» **OBJECTIVE**: Isolate every line in the data with the string "People" and copy it.

Stored data:
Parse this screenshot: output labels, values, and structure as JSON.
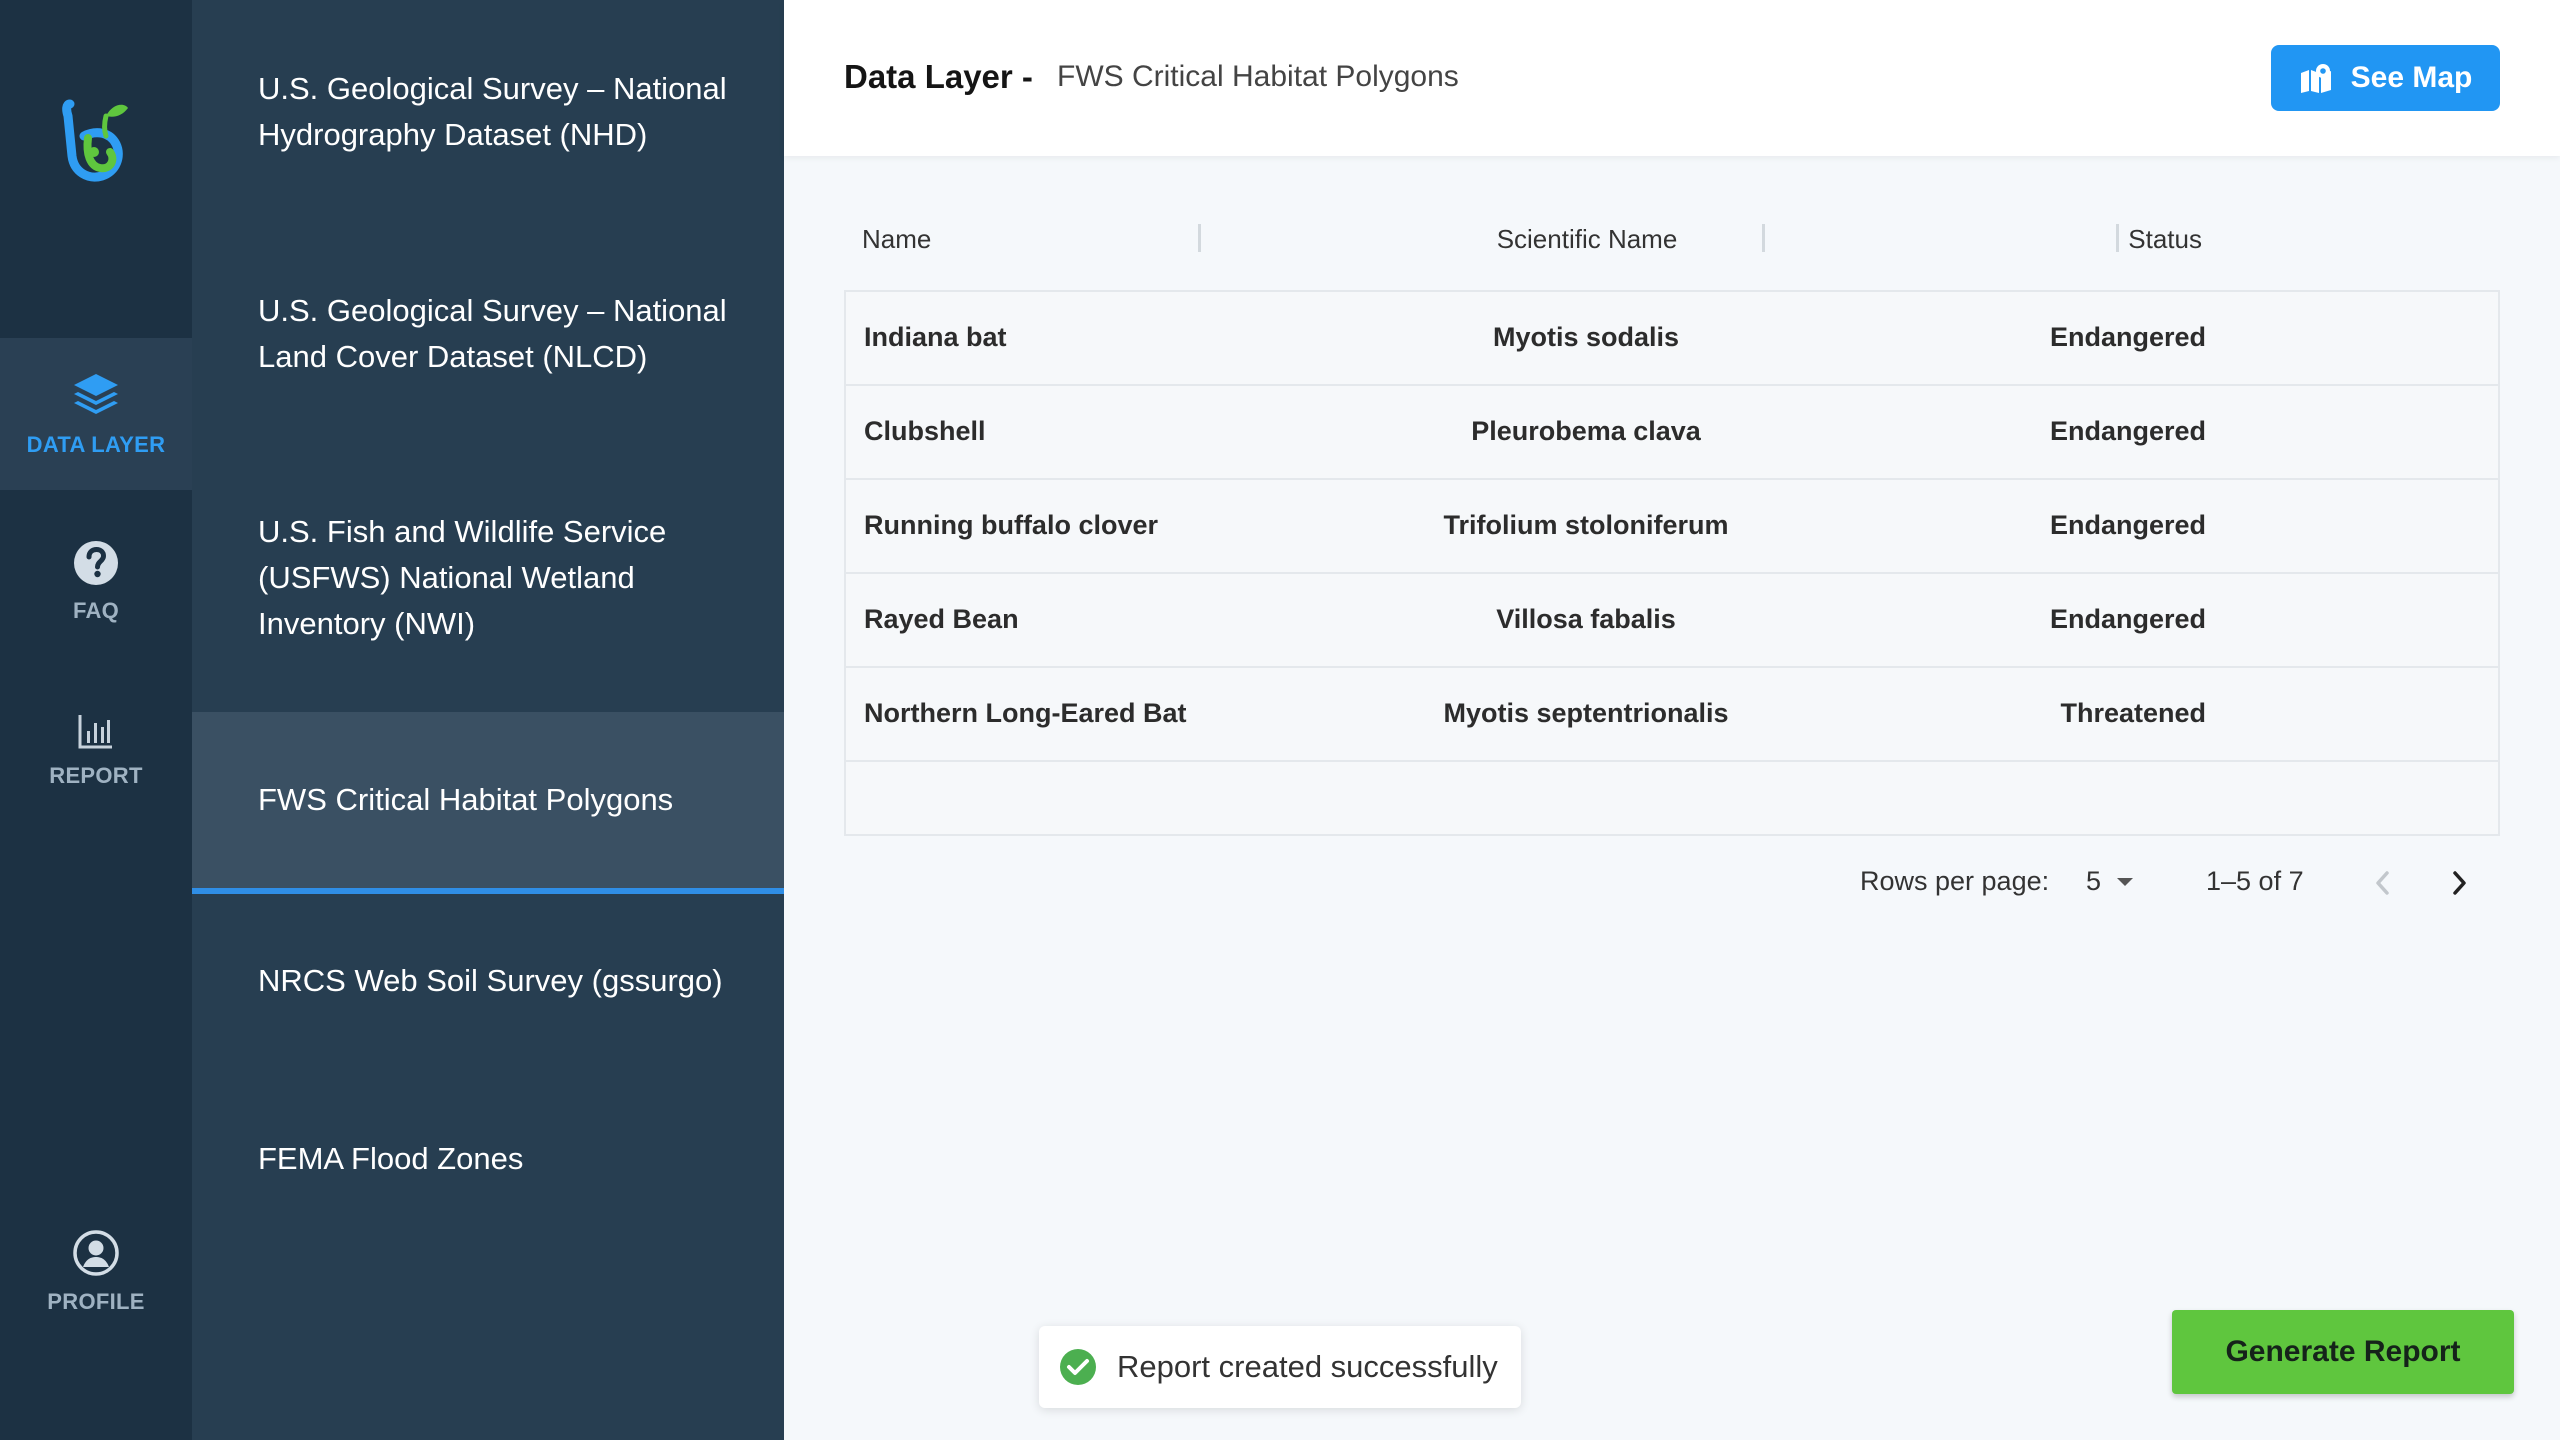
{
  "nav": {
    "items": [
      {
        "key": "data_layer",
        "label": "DATA LAYER",
        "icon": "layers-icon",
        "active": true
      },
      {
        "key": "faq",
        "label": "FAQ",
        "icon": "help-icon",
        "active": false
      },
      {
        "key": "report",
        "label": "REPORT",
        "icon": "bar-chart-icon",
        "active": false
      },
      {
        "key": "profile",
        "label": "PROFILE",
        "icon": "user-circle-icon",
        "active": false
      }
    ]
  },
  "layers": [
    {
      "label": "U.S. Geological Survey – National Hydrography Dataset (NHD)"
    },
    {
      "label": "U.S. Geological Survey – National Land Cover Dataset (NLCD)"
    },
    {
      "label": "U.S. Fish and Wildlife Service (USFWS) National Wetland Inventory (NWI)"
    },
    {
      "label": "FWS Critical Habitat Polygons",
      "active": true
    },
    {
      "label": "NRCS Web Soil Survey (gssurgo)"
    },
    {
      "label": "FEMA Flood Zones"
    }
  ],
  "header": {
    "title": "Data Layer -",
    "subtitle": "FWS Critical Habitat Polygons",
    "see_map_label": "See Map"
  },
  "table": {
    "columns": [
      "Name",
      "Scientific Name",
      "Status"
    ],
    "rows": [
      {
        "name": "Indiana bat",
        "scientific": "Myotis sodalis",
        "status": "Endangered"
      },
      {
        "name": "Clubshell",
        "scientific": "Pleurobema clava",
        "status": "Endangered"
      },
      {
        "name": "Running buffalo clover",
        "scientific": "Trifolium stoloniferum",
        "status": "Endangered"
      },
      {
        "name": "Rayed Bean",
        "scientific": "Villosa fabalis",
        "status": "Endangered"
      },
      {
        "name": "Northern Long-Eared Bat",
        "scientific": "Myotis septentrionalis",
        "status": "Threatened"
      }
    ]
  },
  "pagination": {
    "rows_per_page_label": "Rows per page:",
    "rows_per_page": "5",
    "range": "1–5 of 7"
  },
  "toast": {
    "message": "Report created successfully"
  },
  "actions": {
    "generate_report": "Generate Report"
  },
  "colors": {
    "accent": "#2196f3",
    "success": "#5fc63e",
    "rail": "#1c3143",
    "panel": "#273e51"
  }
}
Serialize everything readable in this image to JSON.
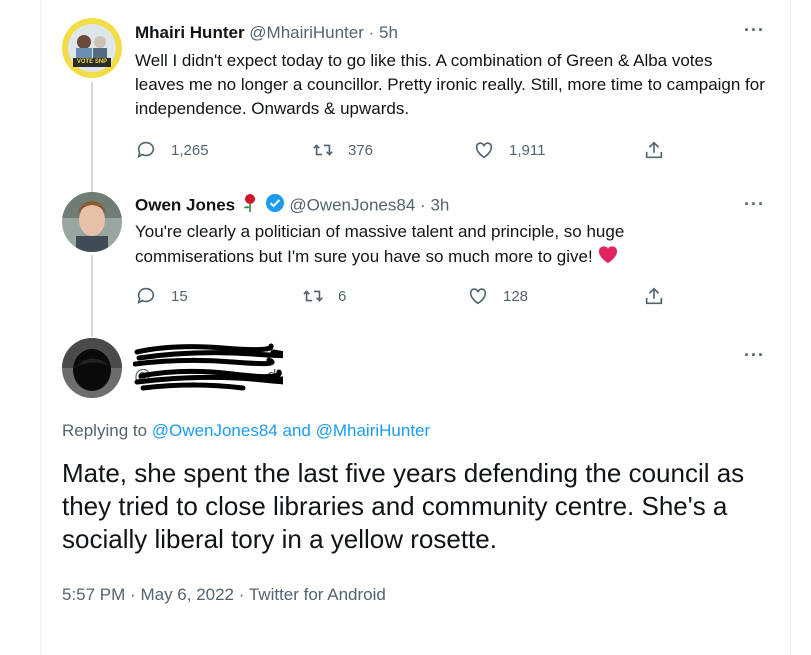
{
  "tweet1": {
    "name": "Mhairi Hunter",
    "handle": "@MhairiHunter",
    "time": "5h",
    "text": "Well I didn't expect today to go like this. A combination of Green & Alba votes leaves me no longer a councillor.  Pretty ironic really. Still, more time to campaign for independence. Onwards & upwards.",
    "replies": "1,265",
    "retweets": "376",
    "likes": "1,911",
    "avatar_text": "VOTE SNP"
  },
  "tweet2": {
    "name": "Owen Jones",
    "handle": "@OwenJones84",
    "time": "3h",
    "text": "You're clearly a politician of massive talent and principle, so huge commiserations but I'm sure you have so much more to give!",
    "replies": "15",
    "retweets": "6",
    "likes": "128"
  },
  "main_tweet": {
    "handle_partial": "@",
    "handle_suffix": "d",
    "replying_prefix": "Replying to",
    "replying_to_1": "@OwenJones84",
    "replying_and": "and",
    "replying_to_2": "@MhairiHunter",
    "text": "Mate, she spent the last five years defending the council as they tried to close libraries and community centre. She's a socially liberal tory in a yellow rosette.",
    "time": "5:57 PM",
    "date": "May 6, 2022",
    "source": "Twitter for Android",
    "separator": "·"
  },
  "colors": {
    "text": "#0f1419",
    "muted": "#536471",
    "link": "#1d9bf0",
    "verified": "#1d9bf0",
    "heart": "#e0245e"
  },
  "icons": [
    "reply-icon",
    "retweet-icon",
    "like-icon",
    "share-icon",
    "more-icon",
    "verified-icon",
    "rose-icon",
    "heart-emoji-icon"
  ]
}
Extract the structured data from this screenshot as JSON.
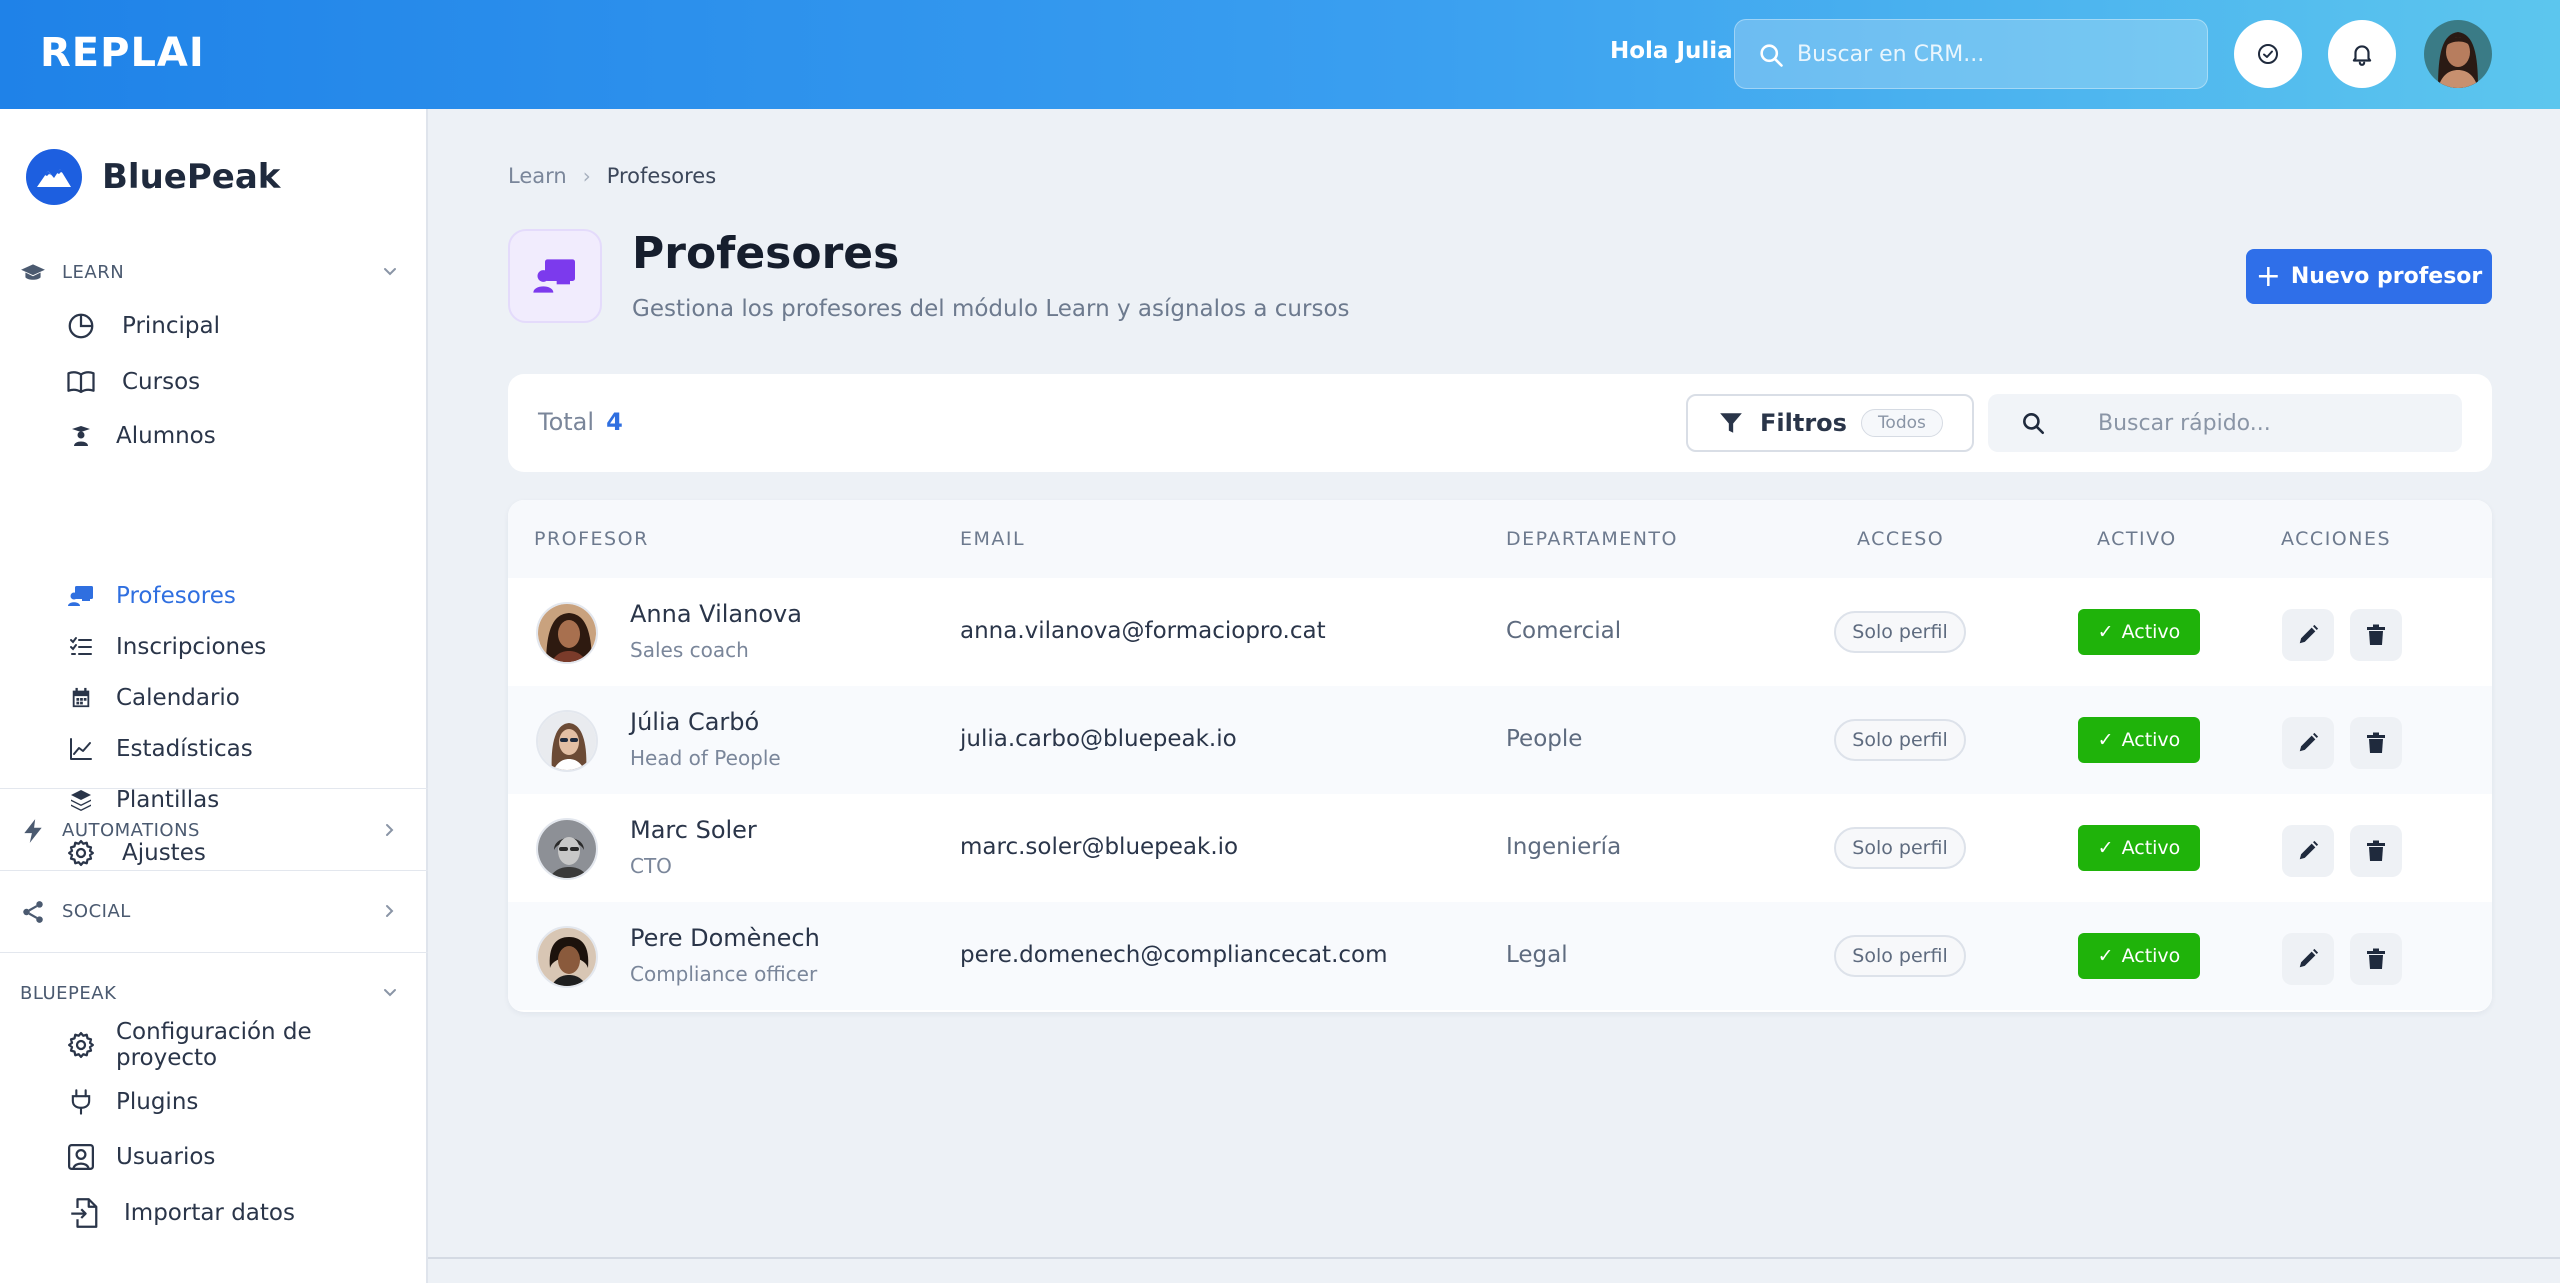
{
  "topbar": {
    "logo": "REPLAI",
    "greeting": "Hola Julia",
    "search_placeholder": "Buscar en CRM..."
  },
  "sidebar": {
    "brand": "BluePeak",
    "sections": {
      "learn": "LEARN",
      "automations": "AUTOMATIONS",
      "social": "SOCIAL",
      "bluepeak": "BLUEPEAK"
    },
    "learn_items": [
      {
        "label": "Principal",
        "icon": "pie-chart-icon"
      },
      {
        "label": "Cursos",
        "icon": "book-icon"
      },
      {
        "label": "Alumnos",
        "icon": "student-icon"
      },
      {
        "label": "Profesores",
        "icon": "teacher-icon",
        "active": true
      },
      {
        "label": "Inscripciones",
        "icon": "list-check-icon"
      },
      {
        "label": "Calendario",
        "icon": "calendar-icon"
      },
      {
        "label": "Estadísticas",
        "icon": "line-chart-icon"
      },
      {
        "label": "Plantillas",
        "icon": "layers-icon"
      },
      {
        "label": "Ajustes",
        "icon": "gear-icon"
      }
    ],
    "bluepeak_items": [
      {
        "label": "Configuración de proyecto",
        "icon": "gear-icon"
      },
      {
        "label": "Plugins",
        "icon": "plug-icon"
      },
      {
        "label": "Usuarios",
        "icon": "user-square-icon"
      },
      {
        "label": "Importar datos",
        "icon": "file-import-icon"
      }
    ]
  },
  "breadcrumb": {
    "parent": "Learn",
    "current": "Profesores"
  },
  "page": {
    "title": "Profesores",
    "subtitle": "Gestiona los profesores del módulo Learn y asígnalos a cursos",
    "new_button": "Nuevo profesor"
  },
  "filters": {
    "total_label": "Total",
    "total_value": "4",
    "filter_label": "Filtros",
    "filter_badge": "Todos",
    "quick_search_placeholder": "Buscar rápido..."
  },
  "table": {
    "headers": {
      "profesor": "PROFESOR",
      "email": "EMAIL",
      "departamento": "DEPARTAMENTO",
      "acceso": "ACCESO",
      "activo": "ACTIVO",
      "acciones": "ACCIONES"
    },
    "rows": [
      {
        "name": "Anna Vilanova",
        "role": "Sales coach",
        "email": "anna.vilanova@formaciopro.cat",
        "department": "Comercial",
        "access": "Solo perfil",
        "active": "Activo"
      },
      {
        "name": "Júlia Carbó",
        "role": "Head of People",
        "email": "julia.carbo@bluepeak.io",
        "department": "People",
        "access": "Solo perfil",
        "active": "Activo"
      },
      {
        "name": "Marc Soler",
        "role": "CTO",
        "email": "marc.soler@bluepeak.io",
        "department": "Ingeniería",
        "access": "Solo perfil",
        "active": "Activo"
      },
      {
        "name": "Pere Domènech",
        "role": "Compliance officer",
        "email": "pere.domenech@compliancecat.com",
        "department": "Legal",
        "access": "Solo perfil",
        "active": "Activo"
      }
    ]
  },
  "colors": {
    "accent": "#2f6fe9",
    "active_green": "#1fb30a",
    "topbar_start": "#1f82e8",
    "topbar_end": "#5cc6ee"
  }
}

» **EXPECTED ANSWER**:
        "role": "Head of People",
        "department": "People",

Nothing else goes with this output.